> _Instructions for the task_: Write the records out again, keeping each line exactly as it is.

> _Data extract_:
▬▬▬▬▬▬▬▬▬▬

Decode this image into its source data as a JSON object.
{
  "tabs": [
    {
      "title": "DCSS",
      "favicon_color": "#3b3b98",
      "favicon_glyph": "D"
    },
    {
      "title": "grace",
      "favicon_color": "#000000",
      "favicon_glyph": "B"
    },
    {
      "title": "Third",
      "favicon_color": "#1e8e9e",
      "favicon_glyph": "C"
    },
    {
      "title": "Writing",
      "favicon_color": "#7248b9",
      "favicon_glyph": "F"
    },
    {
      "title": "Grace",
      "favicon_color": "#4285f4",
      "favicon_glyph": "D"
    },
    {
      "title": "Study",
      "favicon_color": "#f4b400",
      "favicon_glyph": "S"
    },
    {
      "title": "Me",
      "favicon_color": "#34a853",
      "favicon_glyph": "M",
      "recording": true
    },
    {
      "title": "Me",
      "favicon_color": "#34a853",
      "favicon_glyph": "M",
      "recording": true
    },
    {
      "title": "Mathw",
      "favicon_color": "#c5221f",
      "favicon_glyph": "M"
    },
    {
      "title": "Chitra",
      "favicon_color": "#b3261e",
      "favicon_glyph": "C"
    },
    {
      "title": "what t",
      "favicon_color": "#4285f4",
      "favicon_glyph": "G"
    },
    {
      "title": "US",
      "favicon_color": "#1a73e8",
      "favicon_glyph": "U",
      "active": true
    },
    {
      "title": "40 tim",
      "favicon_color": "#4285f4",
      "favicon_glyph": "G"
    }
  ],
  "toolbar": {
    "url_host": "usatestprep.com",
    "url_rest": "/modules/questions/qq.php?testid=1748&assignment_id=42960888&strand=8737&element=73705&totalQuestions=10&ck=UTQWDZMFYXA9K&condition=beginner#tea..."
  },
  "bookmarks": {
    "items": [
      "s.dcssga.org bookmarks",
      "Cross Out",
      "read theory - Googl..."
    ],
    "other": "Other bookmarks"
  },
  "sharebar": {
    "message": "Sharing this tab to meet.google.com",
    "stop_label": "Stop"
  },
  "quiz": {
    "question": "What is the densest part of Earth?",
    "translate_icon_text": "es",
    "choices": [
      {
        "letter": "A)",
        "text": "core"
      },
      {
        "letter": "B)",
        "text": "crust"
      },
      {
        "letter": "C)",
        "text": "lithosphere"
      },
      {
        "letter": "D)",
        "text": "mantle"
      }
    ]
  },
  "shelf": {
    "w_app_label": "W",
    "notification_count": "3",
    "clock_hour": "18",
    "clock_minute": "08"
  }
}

▬▬▬▬▬▬▬▬▬▬

> _Written solution_:
Decode this image into its source data as a JSON object.
{
  "tabs": [
    {
      "title": "DCSS",
      "favicon_color": "#3b3b98",
      "favicon_glyph": "D"
    },
    {
      "title": "grace",
      "favicon_color": "#000000",
      "favicon_glyph": "B"
    },
    {
      "title": "Third",
      "favicon_color": "#1e8e9e",
      "favicon_glyph": "C"
    },
    {
      "title": "Writing",
      "favicon_color": "#7248b9",
      "favicon_glyph": "F"
    },
    {
      "title": "Grace",
      "favicon_color": "#4285f4",
      "favicon_glyph": "D"
    },
    {
      "title": "Study",
      "favicon_color": "#f4b400",
      "favicon_glyph": "S"
    },
    {
      "title": "Me",
      "favicon_color": "#34a853",
      "favicon_glyph": "M",
      "recording": true
    },
    {
      "title": "Me",
      "favicon_color": "#34a853",
      "favicon_glyph": "M",
      "recording": true
    },
    {
      "title": "Mathw",
      "favicon_color": "#c5221f",
      "favicon_glyph": "M"
    },
    {
      "title": "Chitra",
      "favicon_color": "#b3261e",
      "favicon_glyph": "C"
    },
    {
      "title": "what t",
      "favicon_color": "#4285f4",
      "favicon_glyph": "G"
    },
    {
      "title": "US",
      "favicon_color": "#1a73e8",
      "favicon_glyph": "U",
      "active": true
    },
    {
      "title": "40 tim",
      "favicon_color": "#4285f4",
      "favicon_glyph": "G"
    }
  ],
  "toolbar": {
    "url_host": "usatestprep.com",
    "url_rest": "/modules/questions/qq.php?testid=1748&assignment_id=42960888&strand=8737&element=73705&totalQuestions=10&ck=UTQWDZMFYXA9K&condition=beginner#tea..."
  },
  "bookmarks": {
    "items": [
      "s.dcssga.org bookmarks",
      "Cross Out",
      "read theory - Googl..."
    ],
    "other": "Other bookmarks"
  },
  "sharebar": {
    "message": "Sharing this tab to meet.google.com",
    "stop_label": "Stop"
  },
  "quiz": {
    "question": "What is the densest part of Earth?",
    "translate_icon_text": "es",
    "choices": [
      {
        "letter": "A)",
        "text": "core"
      },
      {
        "letter": "B)",
        "text": "crust"
      },
      {
        "letter": "C)",
        "text": "lithosphere"
      },
      {
        "letter": "D)",
        "text": "mantle"
      }
    ]
  },
  "shelf": {
    "w_app_label": "W",
    "notification_count": "3",
    "clock_hour": "18",
    "clock_minute": "08"
  }
}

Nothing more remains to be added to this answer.